Women should choose own paths despite comments
Published on Thursday, October 4, 2001
Adam Hayes/Collegain
Dana Strongin
Kansas State Collegian
I grew up knowing I could try to be anything I wanted to be.
Kansas Senator Kay O’Connor says that is not only a horrible thing, but also the downfall of society.
Last week, O’Connor said women being allowed to vote was “not necessarily” in the best interest of the nation. In fact, she thinks the 19th Amendment began the slide down a slippery slope for America in terms of traditional family values.
O’Conner thinks voting forces women out of the home, where she says they belong.
I agree that women suffrage changed society forever.
And it’s great.
Today’s little girl can play with her Barbies and dress them up for Malibu outings with Ken (although Barbie could do better — Ken is so plastic). She can dream of and someday create her very own family with her man. She can have the best-looking living room in the tri-state area.

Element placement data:
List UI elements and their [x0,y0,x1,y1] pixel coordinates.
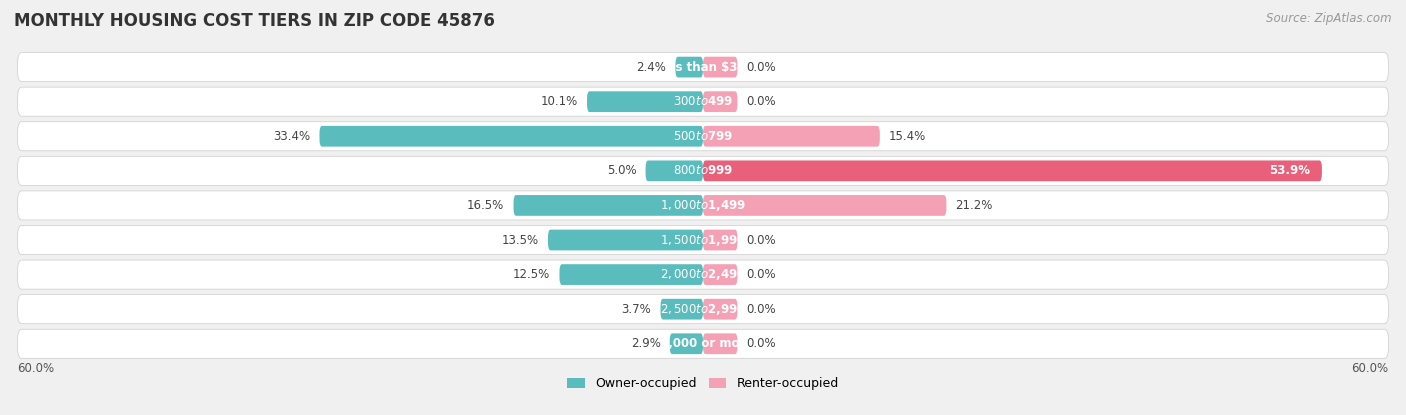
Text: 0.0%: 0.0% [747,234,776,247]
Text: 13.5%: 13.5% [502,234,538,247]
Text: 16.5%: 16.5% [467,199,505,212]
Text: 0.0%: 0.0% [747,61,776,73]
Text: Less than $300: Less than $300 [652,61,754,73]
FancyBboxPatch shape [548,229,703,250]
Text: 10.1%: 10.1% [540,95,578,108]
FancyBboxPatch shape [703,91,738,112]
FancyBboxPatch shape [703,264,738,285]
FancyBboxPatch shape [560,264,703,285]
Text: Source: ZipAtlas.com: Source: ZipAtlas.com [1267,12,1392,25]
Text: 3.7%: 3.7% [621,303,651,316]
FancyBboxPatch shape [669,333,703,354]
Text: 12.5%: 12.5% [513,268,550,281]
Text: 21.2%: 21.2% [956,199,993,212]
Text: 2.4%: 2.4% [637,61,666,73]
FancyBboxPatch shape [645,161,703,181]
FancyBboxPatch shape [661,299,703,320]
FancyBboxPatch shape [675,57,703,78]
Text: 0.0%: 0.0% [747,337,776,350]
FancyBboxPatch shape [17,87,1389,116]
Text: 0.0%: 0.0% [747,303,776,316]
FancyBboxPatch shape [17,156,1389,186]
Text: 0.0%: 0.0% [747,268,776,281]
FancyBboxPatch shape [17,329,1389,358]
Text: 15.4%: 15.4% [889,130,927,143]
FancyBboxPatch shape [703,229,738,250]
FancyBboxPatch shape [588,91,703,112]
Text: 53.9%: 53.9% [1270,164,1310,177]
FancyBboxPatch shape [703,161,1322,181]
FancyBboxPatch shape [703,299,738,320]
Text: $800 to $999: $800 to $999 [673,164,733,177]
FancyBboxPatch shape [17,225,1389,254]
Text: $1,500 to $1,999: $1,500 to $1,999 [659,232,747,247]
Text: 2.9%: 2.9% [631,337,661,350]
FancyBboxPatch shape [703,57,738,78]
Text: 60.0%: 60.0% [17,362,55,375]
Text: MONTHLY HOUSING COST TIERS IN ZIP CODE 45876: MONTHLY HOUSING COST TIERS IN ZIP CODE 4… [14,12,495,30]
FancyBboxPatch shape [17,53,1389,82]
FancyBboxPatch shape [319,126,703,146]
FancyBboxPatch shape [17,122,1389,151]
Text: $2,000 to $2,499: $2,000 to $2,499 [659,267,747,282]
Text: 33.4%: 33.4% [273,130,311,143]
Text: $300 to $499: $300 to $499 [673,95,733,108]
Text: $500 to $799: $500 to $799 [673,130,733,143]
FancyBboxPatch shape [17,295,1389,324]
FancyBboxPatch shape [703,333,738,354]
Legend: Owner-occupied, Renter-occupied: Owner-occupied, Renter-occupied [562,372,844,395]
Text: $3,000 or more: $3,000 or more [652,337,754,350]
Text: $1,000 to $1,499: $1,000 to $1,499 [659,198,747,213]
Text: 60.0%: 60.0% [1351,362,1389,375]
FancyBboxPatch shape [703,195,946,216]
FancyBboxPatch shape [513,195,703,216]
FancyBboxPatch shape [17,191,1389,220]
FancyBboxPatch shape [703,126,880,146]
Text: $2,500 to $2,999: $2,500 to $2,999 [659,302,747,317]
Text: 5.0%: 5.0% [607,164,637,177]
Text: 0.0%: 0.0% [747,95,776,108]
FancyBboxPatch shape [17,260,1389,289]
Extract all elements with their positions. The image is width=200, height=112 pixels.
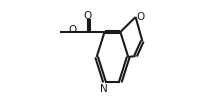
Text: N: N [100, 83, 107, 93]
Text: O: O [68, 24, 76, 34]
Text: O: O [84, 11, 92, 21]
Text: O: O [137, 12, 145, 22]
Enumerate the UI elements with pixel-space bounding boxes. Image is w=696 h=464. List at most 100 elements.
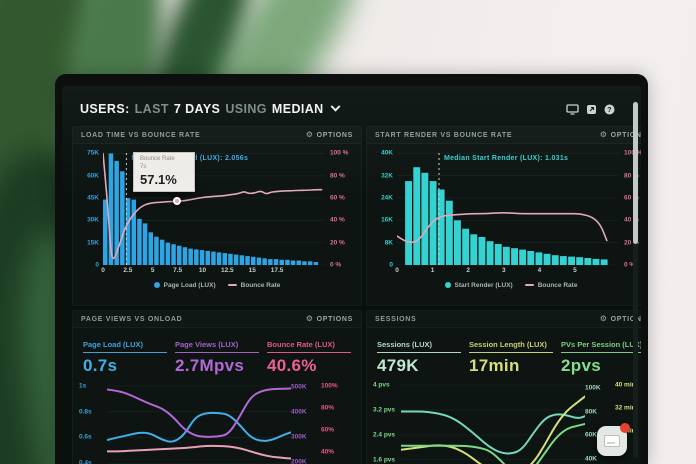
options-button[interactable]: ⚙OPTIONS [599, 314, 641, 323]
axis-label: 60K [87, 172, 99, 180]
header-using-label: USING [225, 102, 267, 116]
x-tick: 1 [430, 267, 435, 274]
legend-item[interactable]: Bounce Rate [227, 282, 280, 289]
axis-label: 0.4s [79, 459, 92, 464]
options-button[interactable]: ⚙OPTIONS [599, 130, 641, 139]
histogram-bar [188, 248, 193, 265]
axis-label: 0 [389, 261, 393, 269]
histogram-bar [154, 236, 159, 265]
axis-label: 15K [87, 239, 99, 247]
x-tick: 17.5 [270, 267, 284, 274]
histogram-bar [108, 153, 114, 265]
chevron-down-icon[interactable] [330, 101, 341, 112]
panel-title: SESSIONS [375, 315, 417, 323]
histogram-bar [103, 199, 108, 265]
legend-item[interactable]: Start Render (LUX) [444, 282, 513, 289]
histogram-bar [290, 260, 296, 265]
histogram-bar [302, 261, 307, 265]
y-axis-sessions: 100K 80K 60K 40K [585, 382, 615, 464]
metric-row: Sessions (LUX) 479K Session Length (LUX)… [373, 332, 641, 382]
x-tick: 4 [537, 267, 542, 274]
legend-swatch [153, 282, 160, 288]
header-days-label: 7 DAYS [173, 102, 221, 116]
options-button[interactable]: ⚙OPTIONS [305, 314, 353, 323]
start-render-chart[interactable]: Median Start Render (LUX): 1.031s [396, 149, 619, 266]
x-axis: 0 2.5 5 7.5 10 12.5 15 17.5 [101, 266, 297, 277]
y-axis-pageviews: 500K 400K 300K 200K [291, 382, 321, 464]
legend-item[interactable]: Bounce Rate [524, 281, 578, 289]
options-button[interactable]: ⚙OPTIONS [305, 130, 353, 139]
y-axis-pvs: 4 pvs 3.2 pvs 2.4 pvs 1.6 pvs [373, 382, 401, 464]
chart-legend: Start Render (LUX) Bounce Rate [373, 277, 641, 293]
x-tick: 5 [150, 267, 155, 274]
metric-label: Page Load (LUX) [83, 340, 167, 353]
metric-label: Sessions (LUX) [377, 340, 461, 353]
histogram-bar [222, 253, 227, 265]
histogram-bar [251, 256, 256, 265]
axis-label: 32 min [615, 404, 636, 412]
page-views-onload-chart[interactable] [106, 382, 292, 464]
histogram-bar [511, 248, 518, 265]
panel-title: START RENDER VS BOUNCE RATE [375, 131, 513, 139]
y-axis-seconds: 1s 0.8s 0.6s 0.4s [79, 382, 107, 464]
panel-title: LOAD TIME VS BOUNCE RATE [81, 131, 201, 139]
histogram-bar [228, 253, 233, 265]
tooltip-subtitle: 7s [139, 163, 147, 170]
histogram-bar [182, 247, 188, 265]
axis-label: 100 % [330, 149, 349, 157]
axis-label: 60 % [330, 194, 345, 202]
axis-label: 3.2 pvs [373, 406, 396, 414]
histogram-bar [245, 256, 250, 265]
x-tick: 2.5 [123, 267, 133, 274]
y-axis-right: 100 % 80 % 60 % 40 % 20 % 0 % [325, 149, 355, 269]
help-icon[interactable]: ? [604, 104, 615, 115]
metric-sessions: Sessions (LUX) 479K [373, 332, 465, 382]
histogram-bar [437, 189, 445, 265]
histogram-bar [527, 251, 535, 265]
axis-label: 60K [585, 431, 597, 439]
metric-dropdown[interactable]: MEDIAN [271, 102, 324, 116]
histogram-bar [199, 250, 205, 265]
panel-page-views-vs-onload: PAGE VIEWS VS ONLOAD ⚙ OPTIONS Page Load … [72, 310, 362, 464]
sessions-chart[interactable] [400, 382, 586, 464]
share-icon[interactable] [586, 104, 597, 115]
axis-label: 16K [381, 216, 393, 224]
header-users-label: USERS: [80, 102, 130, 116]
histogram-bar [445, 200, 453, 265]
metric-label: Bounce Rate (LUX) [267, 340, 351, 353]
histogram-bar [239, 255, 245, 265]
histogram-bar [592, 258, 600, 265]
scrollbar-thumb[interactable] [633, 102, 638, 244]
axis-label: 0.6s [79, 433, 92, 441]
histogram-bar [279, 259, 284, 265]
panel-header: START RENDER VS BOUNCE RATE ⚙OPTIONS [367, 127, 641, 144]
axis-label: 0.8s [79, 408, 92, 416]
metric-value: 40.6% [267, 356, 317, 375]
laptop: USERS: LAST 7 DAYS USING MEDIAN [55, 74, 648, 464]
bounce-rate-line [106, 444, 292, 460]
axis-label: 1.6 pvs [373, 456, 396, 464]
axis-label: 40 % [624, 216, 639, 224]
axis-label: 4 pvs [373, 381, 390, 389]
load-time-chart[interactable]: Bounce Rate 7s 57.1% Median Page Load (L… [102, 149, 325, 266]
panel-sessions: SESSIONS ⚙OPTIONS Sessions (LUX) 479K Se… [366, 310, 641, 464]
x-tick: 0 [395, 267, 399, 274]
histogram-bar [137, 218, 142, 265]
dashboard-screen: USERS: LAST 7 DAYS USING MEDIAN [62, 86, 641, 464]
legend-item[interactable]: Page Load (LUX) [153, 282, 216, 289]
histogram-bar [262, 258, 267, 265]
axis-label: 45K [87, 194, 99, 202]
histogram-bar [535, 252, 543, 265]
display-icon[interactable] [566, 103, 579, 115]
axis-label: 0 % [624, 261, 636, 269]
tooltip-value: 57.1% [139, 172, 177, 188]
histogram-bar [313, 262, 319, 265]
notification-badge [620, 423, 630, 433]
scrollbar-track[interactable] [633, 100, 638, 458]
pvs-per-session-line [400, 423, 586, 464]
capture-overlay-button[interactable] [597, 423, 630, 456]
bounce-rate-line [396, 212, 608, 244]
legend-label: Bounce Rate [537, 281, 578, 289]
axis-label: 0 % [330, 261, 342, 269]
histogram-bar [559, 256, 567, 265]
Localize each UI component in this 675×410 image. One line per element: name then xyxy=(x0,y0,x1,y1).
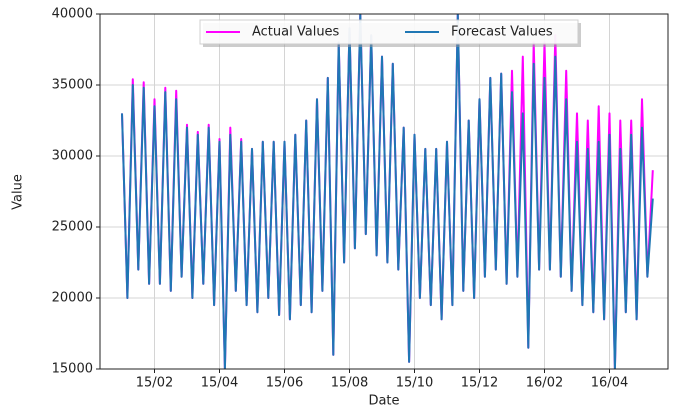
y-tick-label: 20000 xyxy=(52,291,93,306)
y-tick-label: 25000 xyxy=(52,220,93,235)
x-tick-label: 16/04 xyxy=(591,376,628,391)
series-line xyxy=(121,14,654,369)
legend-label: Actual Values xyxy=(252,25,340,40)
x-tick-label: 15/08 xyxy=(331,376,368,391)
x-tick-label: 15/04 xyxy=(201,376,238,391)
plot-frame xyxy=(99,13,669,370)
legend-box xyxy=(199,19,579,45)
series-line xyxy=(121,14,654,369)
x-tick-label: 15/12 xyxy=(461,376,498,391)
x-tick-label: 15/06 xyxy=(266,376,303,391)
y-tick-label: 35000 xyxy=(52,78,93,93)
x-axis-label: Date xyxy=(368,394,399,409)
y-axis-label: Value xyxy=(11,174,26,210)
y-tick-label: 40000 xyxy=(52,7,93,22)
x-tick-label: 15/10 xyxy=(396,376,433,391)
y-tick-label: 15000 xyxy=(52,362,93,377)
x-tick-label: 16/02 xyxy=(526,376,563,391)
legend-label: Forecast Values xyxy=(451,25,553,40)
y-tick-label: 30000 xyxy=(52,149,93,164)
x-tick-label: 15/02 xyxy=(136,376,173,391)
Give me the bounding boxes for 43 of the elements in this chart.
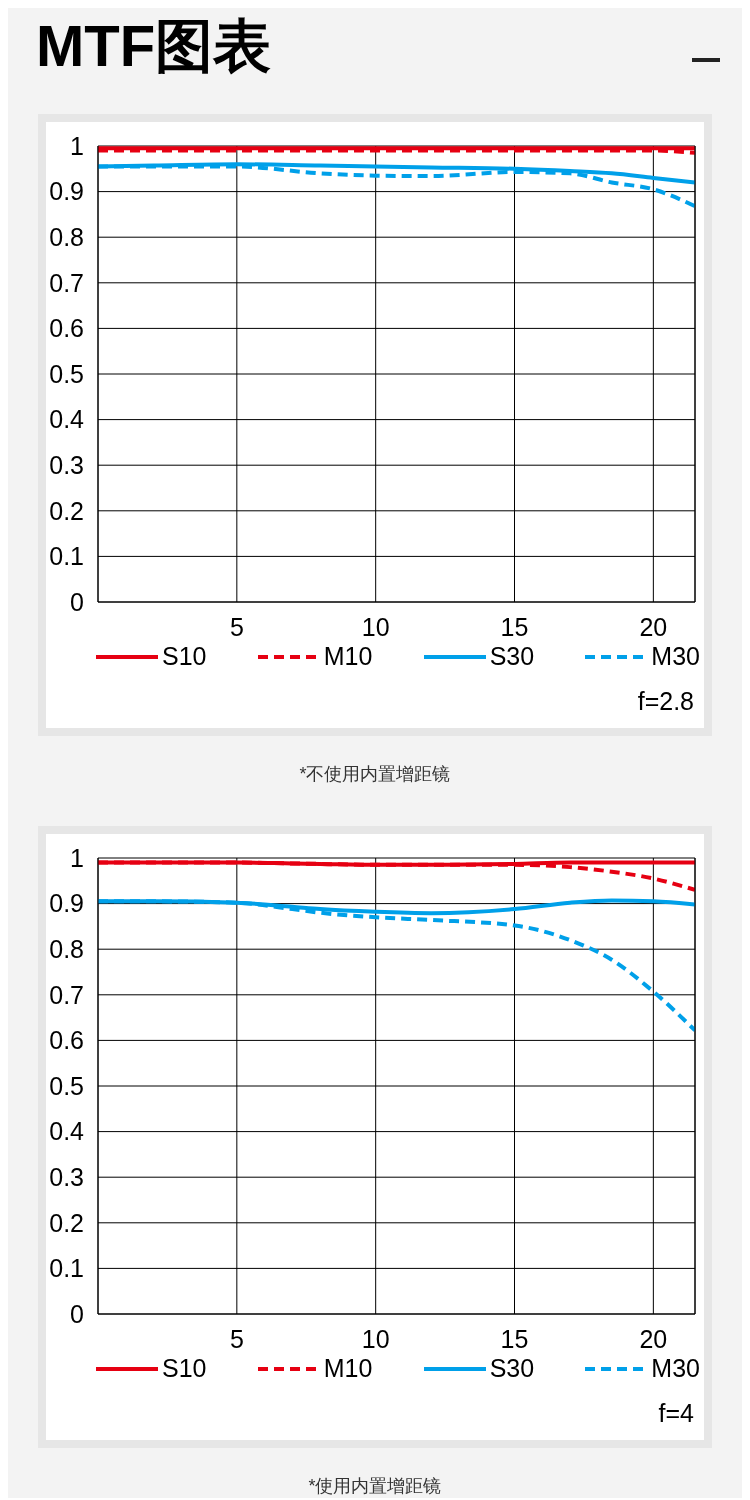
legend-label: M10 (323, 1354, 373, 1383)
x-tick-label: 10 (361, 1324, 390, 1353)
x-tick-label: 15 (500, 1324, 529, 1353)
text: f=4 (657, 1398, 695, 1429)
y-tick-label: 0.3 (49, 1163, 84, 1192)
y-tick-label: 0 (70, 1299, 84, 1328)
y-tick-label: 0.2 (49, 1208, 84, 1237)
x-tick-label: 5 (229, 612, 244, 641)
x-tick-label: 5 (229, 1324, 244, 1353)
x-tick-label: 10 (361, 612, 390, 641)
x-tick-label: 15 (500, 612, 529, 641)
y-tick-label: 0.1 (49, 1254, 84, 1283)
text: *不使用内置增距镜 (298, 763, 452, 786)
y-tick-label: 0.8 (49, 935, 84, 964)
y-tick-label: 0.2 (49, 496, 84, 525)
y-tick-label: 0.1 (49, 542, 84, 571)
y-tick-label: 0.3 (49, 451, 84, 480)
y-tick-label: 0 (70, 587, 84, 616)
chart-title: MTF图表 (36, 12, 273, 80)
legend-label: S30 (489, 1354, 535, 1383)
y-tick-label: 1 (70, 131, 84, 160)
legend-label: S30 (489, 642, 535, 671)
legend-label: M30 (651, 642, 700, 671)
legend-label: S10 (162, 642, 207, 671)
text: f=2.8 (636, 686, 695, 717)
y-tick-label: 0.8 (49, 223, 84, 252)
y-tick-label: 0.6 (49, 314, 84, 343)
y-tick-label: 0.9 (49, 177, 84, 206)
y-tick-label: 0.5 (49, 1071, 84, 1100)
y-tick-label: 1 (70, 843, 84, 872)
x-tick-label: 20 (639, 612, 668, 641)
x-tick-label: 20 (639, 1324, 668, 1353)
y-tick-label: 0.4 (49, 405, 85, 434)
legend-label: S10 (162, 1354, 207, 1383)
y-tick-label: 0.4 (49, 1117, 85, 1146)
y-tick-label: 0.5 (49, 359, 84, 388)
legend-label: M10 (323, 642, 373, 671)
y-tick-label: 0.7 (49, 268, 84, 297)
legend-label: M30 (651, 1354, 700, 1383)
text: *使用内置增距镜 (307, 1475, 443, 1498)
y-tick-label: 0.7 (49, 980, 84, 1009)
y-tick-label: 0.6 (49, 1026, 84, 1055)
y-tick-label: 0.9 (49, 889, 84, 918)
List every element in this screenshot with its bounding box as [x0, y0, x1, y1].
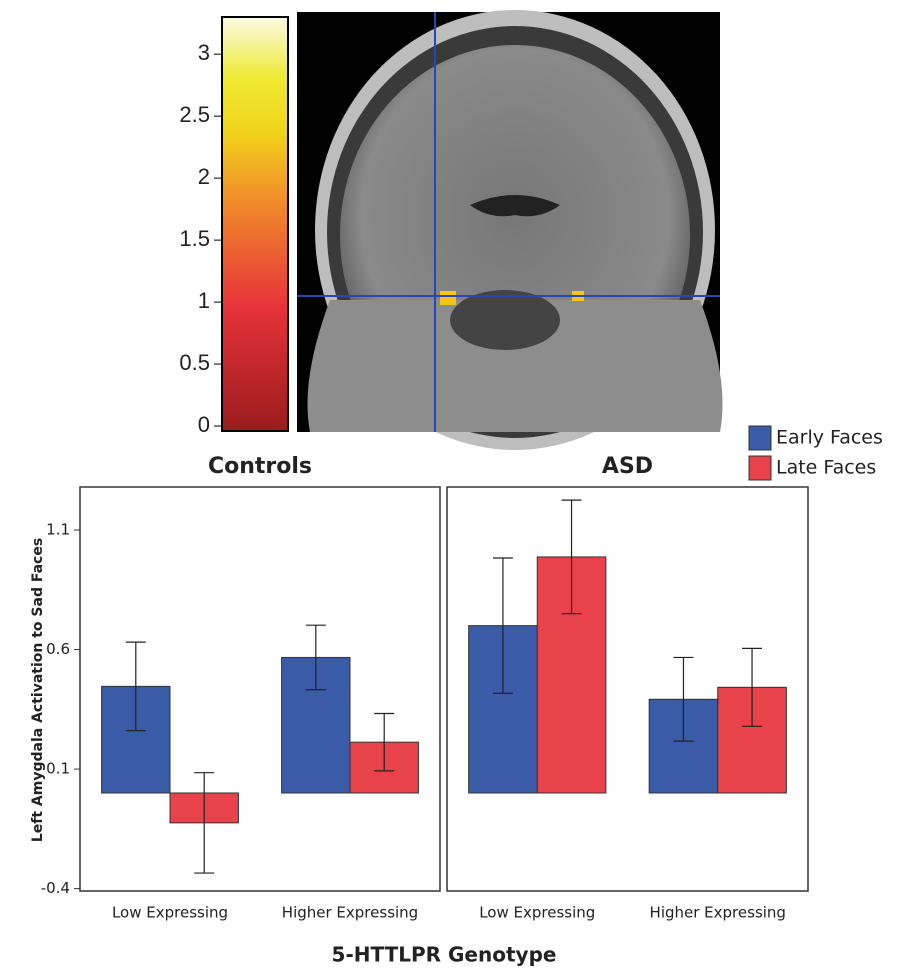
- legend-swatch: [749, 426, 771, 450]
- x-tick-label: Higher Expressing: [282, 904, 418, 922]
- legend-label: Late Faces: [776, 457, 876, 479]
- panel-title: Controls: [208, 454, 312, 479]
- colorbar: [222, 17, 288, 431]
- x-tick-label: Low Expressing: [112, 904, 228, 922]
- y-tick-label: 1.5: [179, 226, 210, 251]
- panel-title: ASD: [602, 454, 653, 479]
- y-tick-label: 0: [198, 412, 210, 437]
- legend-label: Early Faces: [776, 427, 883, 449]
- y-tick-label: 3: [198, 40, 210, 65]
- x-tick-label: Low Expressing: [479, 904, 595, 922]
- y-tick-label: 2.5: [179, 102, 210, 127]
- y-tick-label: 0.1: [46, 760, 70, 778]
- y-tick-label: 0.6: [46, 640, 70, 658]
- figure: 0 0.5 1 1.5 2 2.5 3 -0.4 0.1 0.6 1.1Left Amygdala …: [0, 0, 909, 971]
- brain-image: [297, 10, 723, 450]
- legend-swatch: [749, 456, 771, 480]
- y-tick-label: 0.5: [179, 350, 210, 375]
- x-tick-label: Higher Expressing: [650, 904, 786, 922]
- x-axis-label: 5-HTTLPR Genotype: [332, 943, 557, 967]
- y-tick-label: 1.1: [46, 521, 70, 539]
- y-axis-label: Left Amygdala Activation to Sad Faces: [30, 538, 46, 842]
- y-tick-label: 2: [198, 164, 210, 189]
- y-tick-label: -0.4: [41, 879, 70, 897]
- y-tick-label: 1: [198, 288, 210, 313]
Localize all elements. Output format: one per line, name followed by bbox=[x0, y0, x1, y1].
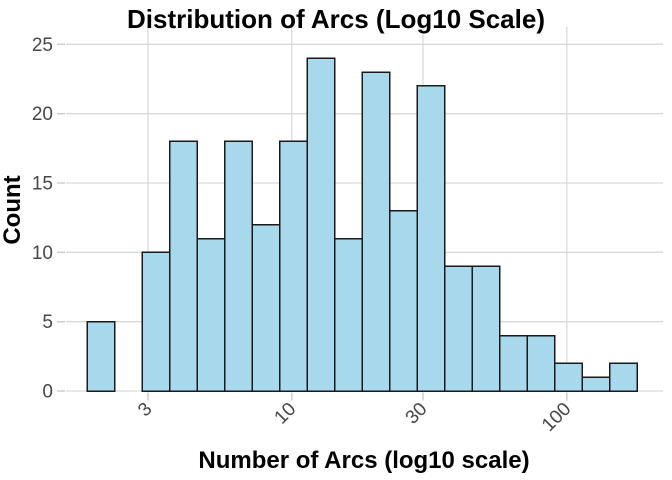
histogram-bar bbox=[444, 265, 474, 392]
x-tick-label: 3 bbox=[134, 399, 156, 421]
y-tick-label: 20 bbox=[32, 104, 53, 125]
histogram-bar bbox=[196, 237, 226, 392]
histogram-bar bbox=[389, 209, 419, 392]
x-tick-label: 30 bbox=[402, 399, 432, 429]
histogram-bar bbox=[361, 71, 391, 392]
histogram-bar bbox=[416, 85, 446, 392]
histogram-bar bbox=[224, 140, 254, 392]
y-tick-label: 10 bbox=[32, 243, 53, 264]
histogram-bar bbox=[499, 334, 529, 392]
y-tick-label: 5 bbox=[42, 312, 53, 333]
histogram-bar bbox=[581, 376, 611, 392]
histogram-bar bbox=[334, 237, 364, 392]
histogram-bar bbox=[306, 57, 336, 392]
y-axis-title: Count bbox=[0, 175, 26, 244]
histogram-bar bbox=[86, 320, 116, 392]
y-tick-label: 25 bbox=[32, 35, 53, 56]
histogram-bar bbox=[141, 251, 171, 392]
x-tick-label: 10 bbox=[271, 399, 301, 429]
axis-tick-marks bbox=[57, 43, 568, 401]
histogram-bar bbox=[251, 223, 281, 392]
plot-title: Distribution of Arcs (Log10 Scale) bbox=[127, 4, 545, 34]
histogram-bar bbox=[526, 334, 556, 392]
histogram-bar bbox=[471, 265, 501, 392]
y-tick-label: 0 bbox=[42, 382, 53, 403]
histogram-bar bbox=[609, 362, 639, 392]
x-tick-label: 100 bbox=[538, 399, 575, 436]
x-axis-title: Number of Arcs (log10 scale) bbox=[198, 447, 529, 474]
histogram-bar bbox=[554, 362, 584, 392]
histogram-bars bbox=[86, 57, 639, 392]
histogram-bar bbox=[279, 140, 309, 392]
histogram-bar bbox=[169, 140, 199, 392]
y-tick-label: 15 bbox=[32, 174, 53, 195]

▶ _What to do_
Print the passage of the column on women's suffrage starting with "Kansas Senator Kay" and going on through "And it’s great.". These rows have no connection to the column.

▶ _Completed exercise_
Kansas Senator Kay O’Connor says that is not only a horrible thing, but also the downfall of society.
Last week, O’Connor said women being allowed to vote was “not necessarily” in the best interest of the nation. In fact, she thinks the 19th Amendment began the slide down a slippery slope for America in terms of traditional family values.
O’Conner thinks voting forces women out of the home, where she says they belong.
I agree that women suffrage changed society forever.
And it’s great.